Your task:
Pictures do not belong in the copy. Return all of the entries exactly.

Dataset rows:
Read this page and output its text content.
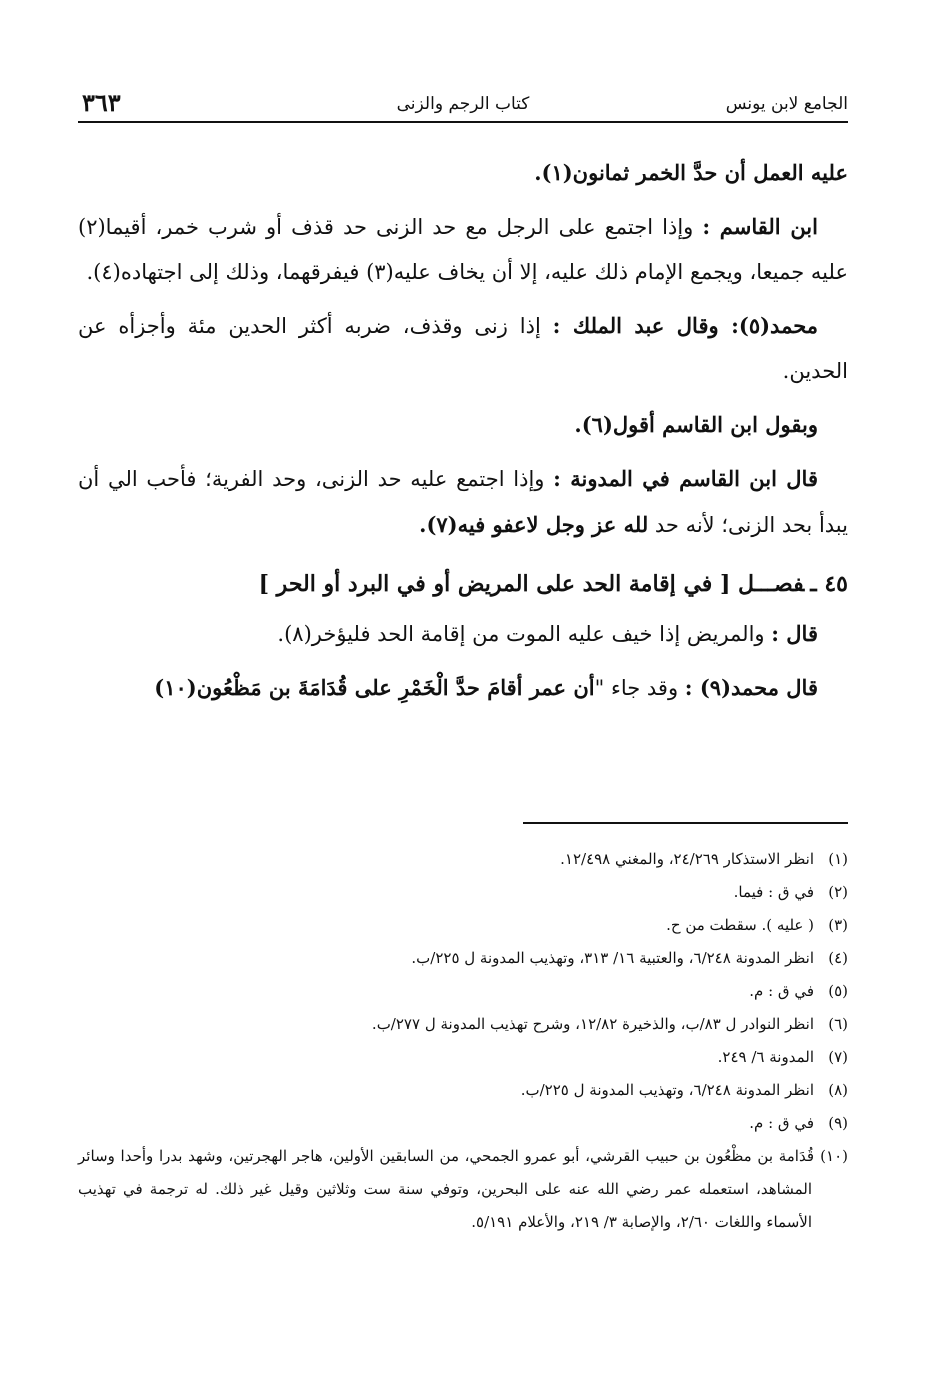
الجامع لابن يونس
كتاب الرجم والزنى
٣٦٣

عليه العمل أن حدَّ الخمر ثمانون(١).

ابن القاسم : وإذا اجتمع على الرجل مع حد الزنى حد قذف أو شرب خمر، أقيما(٢) عليه جميعا، ويجمع الإمام ذلك عليه، إلا أن يخاف عليه(٣) فيفرقهما، وذلك إلى اجتهاده(٤).

محمد(٥): وقال عبد الملك : إذا زنى وقذف، ضربه أكثر الحدين مئة وأجزأه عن الحدين.

وبقول ابن القاسم أقول(٦).

قال ابن القاسم في المدونة : وإذا اجتمع عليه حد الزنى، وحد الفرية؛ فأحب الي أن يبدأ بحد الزنى؛ لأنه حد لله عز وجل لاعفو فيه(٧).

٤٥ ـفصـــل [ في إقامة الحد على المريض أو في البرد أو الحر ]

قال : والمريض إذا خيف عليه الموت من إقامة الحد فليؤخر(٨).

قال محمد(٩) : وقد جاء "أن عمر أقامَ حدَّ الْخَمْرِ على قُدَامَةَ بن مَظْعُون(١٠)

(١)انظر الاستذكار ٢٤/٢٦٩، والمغني ١٢/٤٩٨.

(٢)في ق : فيما.

(٣)( عليه ). سقطت من ح.

(٤)انظر المدونة ٦/٢٤٨، والعتبية ١٦/ ٣١٣، وتهذيب المدونة ل ٢٢٥/ب.

(٥)في ق : م.

(٦)انظر النوادر ل ٨٣/ب، والذخيرة ١٢/٨٢، وشرح تهذيب المدونة ل ٢٧٧/ب.

(٧)المدونة ٦/ ٢٤٩.

(٨)انظر المدونة ٦/٢٤٨، وتهذيب المدونة ل ٢٢٥/ب.

(٩)في ق : م.

(١٠)قُدَامة بن مظْعُون بن حبيب القرشي، أبو عمرو الجمحي، من السابقين الأولين، هاجر الهجرتين، وشهد بدرا وأحدا وسائر المشاهد، استعمله عمر رضي الله عنه على البحرين، وتوفي سنة ست وثلاثين وقيل غير ذلك. له ترجمة في تهذيب الأسماء واللغات ٢/٦٠، والإصابة ٣/ ٢١٩، والأعلام ٥/١٩١.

Output for this exercise:
Read this page and output its text content.
الجامع لابن يونس
كتاب الرجم والزنى
٣٦٣

عليه العمل أن حدَّ الخمر ثمانون(١).

ابن القاسم : وإذا اجتمع على الرجل مع حد الزنى حد قذف أو شرب خمر، أقيما(٢) عليه جميعا، ويجمع الإمام ذلك عليه، إلا أن يخاف عليه(٣) فيفرقهما، وذلك إلى اجتهاده(٤).

محمد(٥): وقال عبد الملك : إذا زنى وقذف، ضربه أكثر الحدين مئة وأجزأه عن الحدين.

وبقول ابن القاسم أقول(٦).

قال ابن القاسم في المدونة : وإذا اجتمع عليه حد الزنى، وحد الفرية؛ فأحب الي أن يبدأ بحد الزنى؛ لأنه حد لله عز وجل لاعفو فيه(٧).

٤٥ ـفصـــل [ في إقامة الحد على المريض أو في البرد أو الحر ]

قال : والمريض إذا خيف عليه الموت من إقامة الحد فليؤخر(٨).

قال محمد(٩) : وقد جاء "أن عمر أقامَ حدَّ الْخَمْرِ على قُدَامَةَ بن مَظْعُون(١٠)

(١)انظر الاستذكار ٢٤/٢٦٩، والمغني ١٢/٤٩٨.

(٢)في ق : فيما.

(٣)( عليه ). سقطت من ح.

(٤)انظر المدونة ٦/٢٤٨، والعتبية ١٦/ ٣١٣، وتهذيب المدونة ل ٢٢٥/ب.

(٥)في ق : م.

(٦)انظر النوادر ل ٨٣/ب، والذخيرة ١٢/٨٢، وشرح تهذيب المدونة ل ٢٧٧/ب.

(٧)المدونة ٦/ ٢٤٩.

(٨)انظر المدونة ٦/٢٤٨، وتهذيب المدونة ل ٢٢٥/ب.

(٩)في ق : م.

(١٠)قُدَامة بن مظْعُون بن حبيب القرشي، أبو عمرو الجمحي، من السابقين الأولين، هاجر الهجرتين، وشهد بدرا وأحدا وسائر المشاهد، استعمله عمر رضي الله عنه على البحرين، وتوفي سنة ست وثلاثين وقيل غير ذلك. له ترجمة في تهذيب الأسماء واللغات ٢/٦٠، والإصابة ٣/ ٢١٩، والأعلام ٥/١٩١.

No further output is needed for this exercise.